**GIVEN TASK:**
For the records that follow, return only the count of lines containing the string "title".

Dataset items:
§ §

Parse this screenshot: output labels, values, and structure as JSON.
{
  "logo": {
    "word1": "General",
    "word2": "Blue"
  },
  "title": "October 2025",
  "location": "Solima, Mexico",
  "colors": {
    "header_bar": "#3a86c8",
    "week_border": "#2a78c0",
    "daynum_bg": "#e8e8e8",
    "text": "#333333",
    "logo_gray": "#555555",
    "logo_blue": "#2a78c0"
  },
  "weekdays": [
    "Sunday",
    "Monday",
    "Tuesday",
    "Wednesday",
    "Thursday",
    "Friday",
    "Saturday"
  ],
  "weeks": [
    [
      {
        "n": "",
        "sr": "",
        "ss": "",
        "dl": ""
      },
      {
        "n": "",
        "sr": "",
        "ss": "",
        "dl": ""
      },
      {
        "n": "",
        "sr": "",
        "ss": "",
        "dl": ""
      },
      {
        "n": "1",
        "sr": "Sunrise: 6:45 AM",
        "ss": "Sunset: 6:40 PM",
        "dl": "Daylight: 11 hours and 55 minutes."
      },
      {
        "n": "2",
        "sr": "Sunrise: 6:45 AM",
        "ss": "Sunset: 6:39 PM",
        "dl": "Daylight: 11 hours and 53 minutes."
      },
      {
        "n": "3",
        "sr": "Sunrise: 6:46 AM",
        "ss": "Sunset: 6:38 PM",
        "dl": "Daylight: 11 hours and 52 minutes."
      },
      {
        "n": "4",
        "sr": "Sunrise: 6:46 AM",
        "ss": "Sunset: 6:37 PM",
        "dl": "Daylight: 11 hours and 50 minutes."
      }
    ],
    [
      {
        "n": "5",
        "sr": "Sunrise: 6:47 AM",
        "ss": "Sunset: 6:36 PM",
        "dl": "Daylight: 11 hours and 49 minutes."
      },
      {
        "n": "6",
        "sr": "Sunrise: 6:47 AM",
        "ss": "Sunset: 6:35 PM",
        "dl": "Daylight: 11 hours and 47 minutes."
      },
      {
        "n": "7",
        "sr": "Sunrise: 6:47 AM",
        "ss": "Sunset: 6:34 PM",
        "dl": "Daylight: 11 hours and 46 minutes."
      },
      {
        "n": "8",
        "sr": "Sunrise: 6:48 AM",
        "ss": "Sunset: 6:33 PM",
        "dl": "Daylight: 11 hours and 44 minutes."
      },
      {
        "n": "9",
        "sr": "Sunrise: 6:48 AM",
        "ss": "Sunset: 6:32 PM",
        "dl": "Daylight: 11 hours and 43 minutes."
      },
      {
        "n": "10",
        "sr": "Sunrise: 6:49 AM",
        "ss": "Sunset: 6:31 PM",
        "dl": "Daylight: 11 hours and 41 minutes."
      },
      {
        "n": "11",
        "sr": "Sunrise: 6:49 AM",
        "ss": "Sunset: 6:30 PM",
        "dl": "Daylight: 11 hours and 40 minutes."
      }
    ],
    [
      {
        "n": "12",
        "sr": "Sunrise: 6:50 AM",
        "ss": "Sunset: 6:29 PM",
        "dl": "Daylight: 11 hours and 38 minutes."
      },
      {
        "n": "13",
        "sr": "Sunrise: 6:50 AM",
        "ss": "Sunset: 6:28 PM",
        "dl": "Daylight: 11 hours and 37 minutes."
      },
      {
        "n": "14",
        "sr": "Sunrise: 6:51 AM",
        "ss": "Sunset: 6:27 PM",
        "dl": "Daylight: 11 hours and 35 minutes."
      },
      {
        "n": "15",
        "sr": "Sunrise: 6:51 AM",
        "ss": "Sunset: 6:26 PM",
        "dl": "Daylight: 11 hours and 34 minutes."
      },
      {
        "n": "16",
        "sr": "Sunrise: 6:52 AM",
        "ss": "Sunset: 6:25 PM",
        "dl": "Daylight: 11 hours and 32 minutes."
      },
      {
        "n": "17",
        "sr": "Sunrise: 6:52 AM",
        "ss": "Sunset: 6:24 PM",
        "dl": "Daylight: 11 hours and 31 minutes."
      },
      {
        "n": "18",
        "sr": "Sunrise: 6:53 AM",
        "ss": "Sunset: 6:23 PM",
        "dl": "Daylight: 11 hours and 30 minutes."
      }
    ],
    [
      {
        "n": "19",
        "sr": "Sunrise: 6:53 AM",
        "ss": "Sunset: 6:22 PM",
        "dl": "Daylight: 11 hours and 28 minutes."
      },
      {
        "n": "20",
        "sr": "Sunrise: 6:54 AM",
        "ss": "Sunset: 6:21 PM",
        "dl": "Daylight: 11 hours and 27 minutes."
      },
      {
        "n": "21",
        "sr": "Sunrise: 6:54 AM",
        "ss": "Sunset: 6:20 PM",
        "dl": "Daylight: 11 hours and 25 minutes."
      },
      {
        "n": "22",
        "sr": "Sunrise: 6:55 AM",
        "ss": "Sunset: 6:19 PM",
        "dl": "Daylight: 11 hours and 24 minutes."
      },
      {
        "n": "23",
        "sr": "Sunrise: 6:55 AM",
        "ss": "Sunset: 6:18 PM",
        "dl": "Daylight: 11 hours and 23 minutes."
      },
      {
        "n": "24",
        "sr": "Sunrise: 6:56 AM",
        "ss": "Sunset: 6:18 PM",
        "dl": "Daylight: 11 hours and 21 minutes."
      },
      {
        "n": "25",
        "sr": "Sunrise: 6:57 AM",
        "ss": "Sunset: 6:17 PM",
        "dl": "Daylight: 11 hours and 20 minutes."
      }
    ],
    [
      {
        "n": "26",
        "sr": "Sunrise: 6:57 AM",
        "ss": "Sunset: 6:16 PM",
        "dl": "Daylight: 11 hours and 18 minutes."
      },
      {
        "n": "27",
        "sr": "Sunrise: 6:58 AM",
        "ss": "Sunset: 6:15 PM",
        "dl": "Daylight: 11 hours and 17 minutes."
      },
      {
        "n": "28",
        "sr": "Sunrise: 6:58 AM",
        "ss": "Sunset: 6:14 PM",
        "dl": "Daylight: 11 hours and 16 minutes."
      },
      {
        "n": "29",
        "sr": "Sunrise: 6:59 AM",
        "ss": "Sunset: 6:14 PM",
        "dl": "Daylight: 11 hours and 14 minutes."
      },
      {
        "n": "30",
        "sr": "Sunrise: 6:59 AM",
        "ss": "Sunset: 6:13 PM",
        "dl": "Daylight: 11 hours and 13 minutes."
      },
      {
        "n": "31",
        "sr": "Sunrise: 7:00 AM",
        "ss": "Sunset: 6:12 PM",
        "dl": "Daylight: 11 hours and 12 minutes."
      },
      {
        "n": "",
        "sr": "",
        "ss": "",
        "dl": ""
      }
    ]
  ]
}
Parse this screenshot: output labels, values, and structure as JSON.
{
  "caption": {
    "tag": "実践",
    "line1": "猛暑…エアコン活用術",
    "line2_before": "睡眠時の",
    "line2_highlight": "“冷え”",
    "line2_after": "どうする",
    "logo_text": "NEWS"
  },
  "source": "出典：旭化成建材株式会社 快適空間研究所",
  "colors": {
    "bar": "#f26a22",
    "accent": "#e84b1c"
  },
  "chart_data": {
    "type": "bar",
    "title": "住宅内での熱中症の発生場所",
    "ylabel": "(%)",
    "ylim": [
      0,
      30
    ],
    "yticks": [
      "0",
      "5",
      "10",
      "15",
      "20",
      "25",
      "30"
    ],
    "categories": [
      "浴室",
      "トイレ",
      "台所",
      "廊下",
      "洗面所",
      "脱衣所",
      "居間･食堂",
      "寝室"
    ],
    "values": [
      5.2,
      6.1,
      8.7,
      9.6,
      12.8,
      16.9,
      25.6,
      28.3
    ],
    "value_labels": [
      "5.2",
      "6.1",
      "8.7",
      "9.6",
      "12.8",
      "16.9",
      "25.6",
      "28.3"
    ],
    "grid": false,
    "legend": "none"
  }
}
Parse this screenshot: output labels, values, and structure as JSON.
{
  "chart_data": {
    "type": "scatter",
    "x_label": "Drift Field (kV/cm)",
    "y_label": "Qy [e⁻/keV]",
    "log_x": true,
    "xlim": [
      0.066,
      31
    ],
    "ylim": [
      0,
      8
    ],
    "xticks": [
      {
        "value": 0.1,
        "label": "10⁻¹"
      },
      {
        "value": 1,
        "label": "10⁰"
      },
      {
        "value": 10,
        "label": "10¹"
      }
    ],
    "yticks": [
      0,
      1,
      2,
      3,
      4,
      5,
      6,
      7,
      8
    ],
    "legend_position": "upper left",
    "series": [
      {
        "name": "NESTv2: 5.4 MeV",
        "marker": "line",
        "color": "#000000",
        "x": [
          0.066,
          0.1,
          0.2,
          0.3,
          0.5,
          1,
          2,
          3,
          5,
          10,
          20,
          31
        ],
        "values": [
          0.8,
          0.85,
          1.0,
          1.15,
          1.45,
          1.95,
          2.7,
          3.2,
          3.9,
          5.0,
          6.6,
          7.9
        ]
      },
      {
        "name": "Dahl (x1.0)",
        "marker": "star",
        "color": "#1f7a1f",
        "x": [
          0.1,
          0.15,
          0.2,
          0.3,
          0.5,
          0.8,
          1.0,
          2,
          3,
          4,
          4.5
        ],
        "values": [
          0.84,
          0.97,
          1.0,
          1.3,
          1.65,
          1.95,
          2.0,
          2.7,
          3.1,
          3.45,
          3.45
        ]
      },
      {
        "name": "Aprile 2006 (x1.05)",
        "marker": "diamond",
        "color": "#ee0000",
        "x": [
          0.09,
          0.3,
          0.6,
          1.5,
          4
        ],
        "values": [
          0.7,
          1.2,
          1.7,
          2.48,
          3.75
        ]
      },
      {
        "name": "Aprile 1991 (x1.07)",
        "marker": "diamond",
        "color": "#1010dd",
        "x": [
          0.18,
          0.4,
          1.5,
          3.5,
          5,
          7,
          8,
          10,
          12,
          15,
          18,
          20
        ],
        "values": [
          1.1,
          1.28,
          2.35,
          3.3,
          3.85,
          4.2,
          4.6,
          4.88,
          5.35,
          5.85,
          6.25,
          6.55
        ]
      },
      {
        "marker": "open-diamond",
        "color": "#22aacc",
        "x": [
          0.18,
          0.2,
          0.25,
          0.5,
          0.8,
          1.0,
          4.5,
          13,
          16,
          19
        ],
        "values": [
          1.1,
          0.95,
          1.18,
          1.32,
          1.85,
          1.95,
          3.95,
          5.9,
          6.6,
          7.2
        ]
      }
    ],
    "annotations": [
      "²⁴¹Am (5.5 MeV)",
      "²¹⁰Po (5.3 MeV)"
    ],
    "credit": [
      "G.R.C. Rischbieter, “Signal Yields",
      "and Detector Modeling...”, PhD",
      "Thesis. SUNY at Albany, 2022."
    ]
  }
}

§ §

**FULL SOLUTION:**
2